§ CHALLENGE: Return each line of the data below exactly, omitting any pictures.

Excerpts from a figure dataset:
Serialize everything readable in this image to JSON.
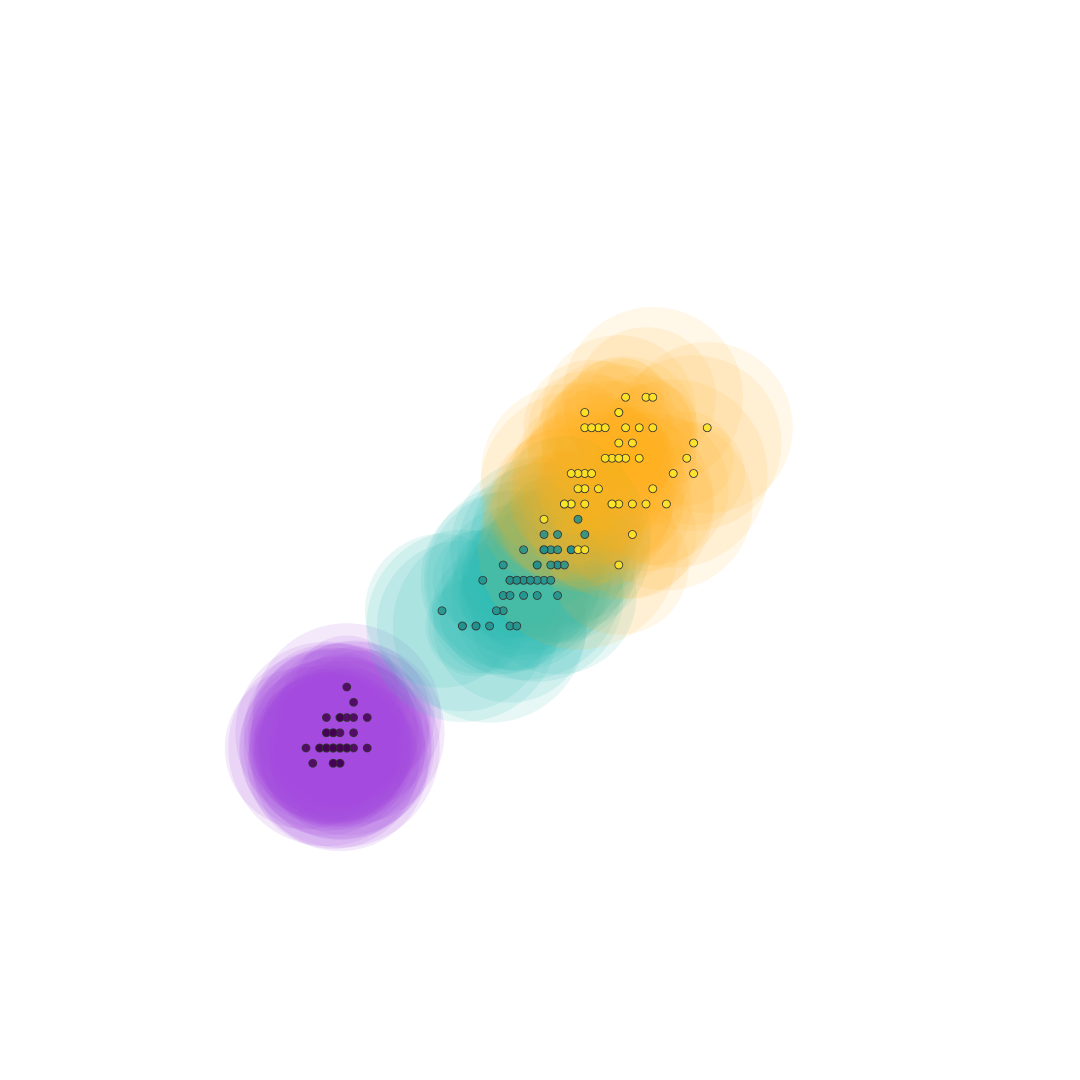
{
  "chart_data": {
    "type": "scatter",
    "title": "",
    "xlabel": "",
    "ylabel": "",
    "axes_visible": false,
    "grid": false,
    "legend": "none",
    "x_unit_note": "",
    "xlim": [
      0,
      8
    ],
    "ylim": [
      -0.5,
      3.0
    ],
    "point_edge_color": "#333333",
    "series": [
      {
        "point_color": "#440154",
        "halo_color": "#a84ce0",
        "halo_alpha": 0.12,
        "points": [
          [
            1.4,
            0.2
          ],
          [
            1.4,
            0.2
          ],
          [
            1.3,
            0.2
          ],
          [
            1.5,
            0.2
          ],
          [
            1.4,
            0.2
          ],
          [
            1.7,
            0.4
          ],
          [
            1.4,
            0.3
          ],
          [
            1.5,
            0.2
          ],
          [
            1.4,
            0.2
          ],
          [
            1.5,
            0.1
          ],
          [
            1.5,
            0.2
          ],
          [
            1.6,
            0.2
          ],
          [
            1.4,
            0.1
          ],
          [
            1.1,
            0.1
          ],
          [
            1.2,
            0.2
          ],
          [
            1.5,
            0.4
          ],
          [
            1.3,
            0.4
          ],
          [
            1.4,
            0.3
          ],
          [
            1.7,
            0.3
          ],
          [
            1.5,
            0.3
          ],
          [
            1.7,
            0.2
          ],
          [
            1.5,
            0.4
          ],
          [
            1.0,
            0.2
          ],
          [
            1.7,
            0.5
          ],
          [
            1.9,
            0.2
          ],
          [
            1.6,
            0.2
          ],
          [
            1.6,
            0.4
          ],
          [
            1.5,
            0.2
          ],
          [
            1.4,
            0.2
          ],
          [
            1.6,
            0.2
          ],
          [
            1.6,
            0.2
          ],
          [
            1.5,
            0.4
          ],
          [
            1.5,
            0.1
          ],
          [
            1.4,
            0.2
          ],
          [
            1.5,
            0.2
          ],
          [
            1.2,
            0.2
          ],
          [
            1.3,
            0.2
          ],
          [
            1.4,
            0.1
          ],
          [
            1.3,
            0.2
          ],
          [
            1.5,
            0.2
          ],
          [
            1.3,
            0.3
          ],
          [
            1.3,
            0.3
          ],
          [
            1.3,
            0.2
          ],
          [
            1.6,
            0.6
          ],
          [
            1.9,
            0.4
          ],
          [
            1.4,
            0.3
          ],
          [
            1.6,
            0.2
          ],
          [
            1.4,
            0.2
          ],
          [
            1.5,
            0.2
          ],
          [
            1.4,
            0.2
          ]
        ]
      },
      {
        "point_color": "#21908c",
        "halo_color": "#34c0b6",
        "halo_alpha": 0.12,
        "points": [
          [
            4.7,
            1.4
          ],
          [
            4.5,
            1.5
          ],
          [
            4.9,
            1.5
          ],
          [
            4.0,
            1.3
          ],
          [
            4.6,
            1.5
          ],
          [
            4.5,
            1.3
          ],
          [
            4.7,
            1.6
          ],
          [
            3.3,
            1.0
          ],
          [
            4.6,
            1.3
          ],
          [
            3.9,
            1.4
          ],
          [
            3.5,
            1.0
          ],
          [
            4.2,
            1.5
          ],
          [
            4.0,
            1.0
          ],
          [
            4.7,
            1.4
          ],
          [
            3.6,
            1.3
          ],
          [
            4.4,
            1.4
          ],
          [
            4.5,
            1.5
          ],
          [
            4.1,
            1.0
          ],
          [
            4.5,
            1.5
          ],
          [
            3.9,
            1.1
          ],
          [
            4.8,
            1.8
          ],
          [
            4.0,
            1.3
          ],
          [
            4.9,
            1.5
          ],
          [
            4.7,
            1.2
          ],
          [
            4.3,
            1.3
          ],
          [
            4.4,
            1.4
          ],
          [
            4.8,
            1.4
          ],
          [
            5.0,
            1.7
          ],
          [
            4.5,
            1.5
          ],
          [
            3.5,
            1.0
          ],
          [
            3.8,
            1.1
          ],
          [
            3.7,
            1.0
          ],
          [
            3.9,
            1.2
          ],
          [
            5.1,
            1.6
          ],
          [
            4.5,
            1.5
          ],
          [
            4.5,
            1.6
          ],
          [
            4.7,
            1.5
          ],
          [
            4.4,
            1.3
          ],
          [
            4.1,
            1.3
          ],
          [
            4.0,
            1.3
          ],
          [
            4.4,
            1.2
          ],
          [
            4.6,
            1.4
          ],
          [
            4.0,
            1.2
          ],
          [
            3.3,
            1.0
          ],
          [
            4.2,
            1.3
          ],
          [
            4.2,
            1.2
          ],
          [
            4.2,
            1.3
          ],
          [
            4.3,
            1.3
          ],
          [
            3.0,
            1.1
          ],
          [
            4.1,
            1.3
          ]
        ]
      },
      {
        "point_color": "#fde725",
        "halo_color": "#ffad1a",
        "halo_alpha": 0.1,
        "points": [
          [
            6.0,
            2.5
          ],
          [
            5.1,
            1.9
          ],
          [
            5.9,
            2.1
          ],
          [
            5.6,
            1.8
          ],
          [
            5.8,
            2.2
          ],
          [
            6.6,
            2.1
          ],
          [
            4.5,
            1.7
          ],
          [
            6.3,
            1.8
          ],
          [
            5.8,
            1.8
          ],
          [
            6.1,
            2.5
          ],
          [
            5.1,
            2.0
          ],
          [
            5.3,
            1.9
          ],
          [
            5.5,
            2.1
          ],
          [
            5.0,
            2.0
          ],
          [
            5.1,
            2.4
          ],
          [
            5.3,
            2.3
          ],
          [
            5.5,
            1.8
          ],
          [
            6.7,
            2.2
          ],
          [
            6.9,
            2.3
          ],
          [
            5.0,
            1.5
          ],
          [
            5.7,
            2.3
          ],
          [
            4.9,
            2.0
          ],
          [
            6.7,
            2.0
          ],
          [
            4.9,
            1.8
          ],
          [
            5.7,
            2.1
          ],
          [
            6.0,
            1.8
          ],
          [
            4.8,
            1.8
          ],
          [
            4.9,
            1.8
          ],
          [
            5.6,
            2.1
          ],
          [
            5.8,
            1.6
          ],
          [
            6.1,
            1.9
          ],
          [
            6.4,
            2.0
          ],
          [
            5.6,
            2.2
          ],
          [
            5.1,
            1.5
          ],
          [
            5.6,
            1.4
          ],
          [
            6.1,
            2.3
          ],
          [
            5.6,
            2.4
          ],
          [
            5.5,
            1.8
          ],
          [
            4.8,
            1.8
          ],
          [
            5.4,
            2.1
          ],
          [
            5.6,
            2.4
          ],
          [
            5.1,
            2.3
          ],
          [
            5.1,
            1.9
          ],
          [
            5.9,
            2.3
          ],
          [
            5.7,
            2.5
          ],
          [
            5.2,
            2.3
          ],
          [
            5.0,
            1.9
          ],
          [
            5.2,
            2.0
          ],
          [
            5.4,
            2.3
          ],
          [
            5.1,
            1.8
          ]
        ]
      }
    ]
  }
}
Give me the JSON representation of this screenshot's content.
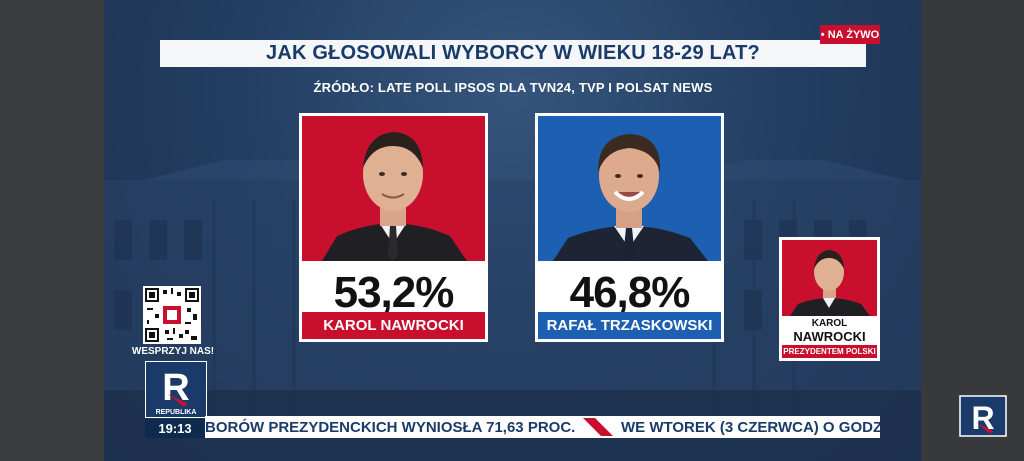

§ EXERCISE ANSWER:
Serialize everything readable in this image to JSON.
{
  "chart_data": {
    "type": "scatter",
    "title": "",
    "xlabel": "",
    "ylabel": "",
    "axes_visible": false,
    "grid": false,
    "legend": "none",
    "x_unit_note": "",
    "xlim": [
      0,
      8
    ],
    "ylim": [
      -0.5,
      3.0
    ],
    "point_edge_color": "#333333",
    "series": [
      {
        "point_color": "#440154",
        "halo_color": "#a84ce0",
        "halo_alpha": 0.12,
        "points": [
          [
            1.4,
            0.2
          ],
          [
            1.4,
            0.2
          ],
          [
            1.3,
            0.2
          ],
          [
            1.5,
            0.2
          ],
          [
            1.4,
            0.2
          ],
          [
            1.7,
            0.4
          ],
          [
            1.4,
            0.3
          ],
          [
            1.5,
            0.2
          ],
          [
            1.4,
            0.2
          ],
          [
            1.5,
            0.1
          ],
          [
            1.5,
            0.2
          ],
          [
            1.6,
            0.2
          ],
          [
            1.4,
            0.1
          ],
          [
            1.1,
            0.1
          ],
          [
            1.2,
            0.2
          ],
          [
            1.5,
            0.4
          ],
          [
            1.3,
            0.4
          ],
          [
            1.4,
            0.3
          ],
          [
            1.7,
            0.3
          ],
          [
            1.5,
            0.3
          ],
          [
            1.7,
            0.2
          ],
          [
            1.5,
            0.4
          ],
          [
            1.0,
            0.2
          ],
          [
            1.7,
            0.5
          ],
          [
            1.9,
            0.2
          ],
          [
            1.6,
            0.2
          ],
          [
            1.6,
            0.4
          ],
          [
            1.5,
            0.2
          ],
          [
            1.4,
            0.2
          ],
          [
            1.6,
            0.2
          ],
          [
            1.6,
            0.2
          ],
          [
            1.5,
            0.4
          ],
          [
            1.5,
            0.1
          ],
          [
            1.4,
            0.2
          ],
          [
            1.5,
            0.2
          ],
          [
            1.2,
            0.2
          ],
          [
            1.3,
            0.2
          ],
          [
            1.4,
            0.1
          ],
          [
            1.3,
            0.2
          ],
          [
            1.5,
            0.2
          ],
          [
            1.3,
            0.3
          ],
          [
            1.3,
            0.3
          ],
          [
            1.3,
            0.2
          ],
          [
            1.6,
            0.6
          ],
          [
            1.9,
            0.4
          ],
          [
            1.4,
            0.3
          ],
          [
            1.6,
            0.2
          ],
          [
            1.4,
            0.2
          ],
          [
            1.5,
            0.2
          ],
          [
            1.4,
            0.2
          ]
        ]
      },
      {
        "point_color": "#21908c",
        "halo_color": "#34c0b6",
        "halo_alpha": 0.12,
        "points": [
          [
            4.7,
            1.4
          ],
          [
            4.5,
            1.5
          ],
          [
            4.9,
            1.5
          ],
          [
            4.0,
            1.3
          ],
          [
            4.6,
            1.5
          ],
          [
            4.5,
            1.3
          ],
          [
            4.7,
            1.6
          ],
          [
            3.3,
            1.0
          ],
          [
            4.6,
            1.3
          ],
          [
            3.9,
            1.4
          ],
          [
            3.5,
            1.0
          ],
          [
            4.2,
            1.5
          ],
          [
            4.0,
            1.0
          ],
          [
            4.7,
            1.4
          ],
          [
            3.6,
            1.3
          ],
          [
            4.4,
            1.4
          ],
          [
            4.5,
            1.5
          ],
          [
            4.1,
            1.0
          ],
          [
            4.5,
            1.5
          ],
          [
            3.9,
            1.1
          ],
          [
            4.8,
            1.8
          ],
          [
            4.0,
            1.3
          ],
          [
            4.9,
            1.5
          ],
          [
            4.7,
            1.2
          ],
          [
            4.3,
            1.3
          ],
          [
            4.4,
            1.4
          ],
          [
            4.8,
            1.4
          ],
          [
            5.0,
            1.7
          ],
          [
            4.5,
            1.5
          ],
          [
            3.5,
            1.0
          ],
          [
            3.8,
            1.1
          ],
          [
            3.7,
            1.0
          ],
          [
            3.9,
            1.2
          ],
          [
            5.1,
            1.6
          ],
          [
            4.5,
            1.5
          ],
          [
            4.5,
            1.6
          ],
          [
            4.7,
            1.5
          ],
          [
            4.4,
            1.3
          ],
          [
            4.1,
            1.3
          ],
          [
            4.0,
            1.3
          ],
          [
            4.4,
            1.2
          ],
          [
            4.6,
            1.4
          ],
          [
            4.0,
            1.2
          ],
          [
            3.3,
            1.0
          ],
          [
            4.2,
            1.3
          ],
          [
            4.2,
            1.2
          ],
          [
            4.2,
            1.3
          ],
          [
            4.3,
            1.3
          ],
          [
            3.0,
            1.1
          ],
          [
            4.1,
            1.3
          ]
        ]
      },
      {
        "point_color": "#fde725",
        "halo_color": "#ffad1a",
        "halo_alpha": 0.1,
        "points": [
          [
            6.0,
            2.5
          ],
          [
            5.1,
            1.9
          ],
          [
            5.9,
            2.1
          ],
          [
            5.6,
            1.8
          ],
          [
            5.8,
            2.2
          ],
          [
            6.6,
            2.1
          ],
          [
            4.5,
            1.7
          ],
          [
            6.3,
            1.8
          ],
          [
            5.8,
            1.8
          ],
          [
            6.1,
            2.5
          ],
          [
            5.1,
            2.0
          ],
          [
            5.3,
            1.9
          ],
          [
            5.5,
            2.1
          ],
          [
            5.0,
            2.0
          ],
          [
            5.1,
            2.4
          ],
          [
            5.3,
            2.3
          ],
          [
            5.5,
            1.8
          ],
          [
            6.7,
            2.2
          ],
          [
            6.9,
            2.3
          ],
          [
            5.0,
            1.5
          ],
          [
            5.7,
            2.3
          ],
          [
            4.9,
            2.0
          ],
          [
            6.7,
            2.0
          ],
          [
            4.9,
            1.8
          ],
          [
            5.7,
            2.1
          ],
          [
            6.0,
            1.8
          ],
          [
            4.8,
            1.8
          ],
          [
            4.9,
            1.8
          ],
          [
            5.6,
            2.1
          ],
          [
            5.8,
            1.6
          ],
          [
            6.1,
            1.9
          ],
          [
            6.4,
            2.0
          ],
          [
            5.6,
            2.2
          ],
          [
            5.1,
            1.5
          ],
          [
            5.6,
            1.4
          ],
          [
            6.1,
            2.3
          ],
          [
            5.6,
            2.4
          ],
          [
            5.5,
            1.8
          ],
          [
            4.8,
            1.8
          ],
          [
            5.4,
            2.1
          ],
          [
            5.6,
            2.4
          ],
          [
            5.1,
            2.3
          ],
          [
            5.1,
            1.9
          ],
          [
            5.9,
            2.3
          ],
          [
            5.7,
            2.5
          ],
          [
            5.2,
            2.3
          ],
          [
            5.0,
            1.9
          ],
          [
            5.2,
            2.0
          ],
          [
            5.4,
            2.3
          ],
          [
            5.1,
            1.8
          ]
        ]
      }
    ]
  }
}
Give me the JSON representation of this screenshot's content.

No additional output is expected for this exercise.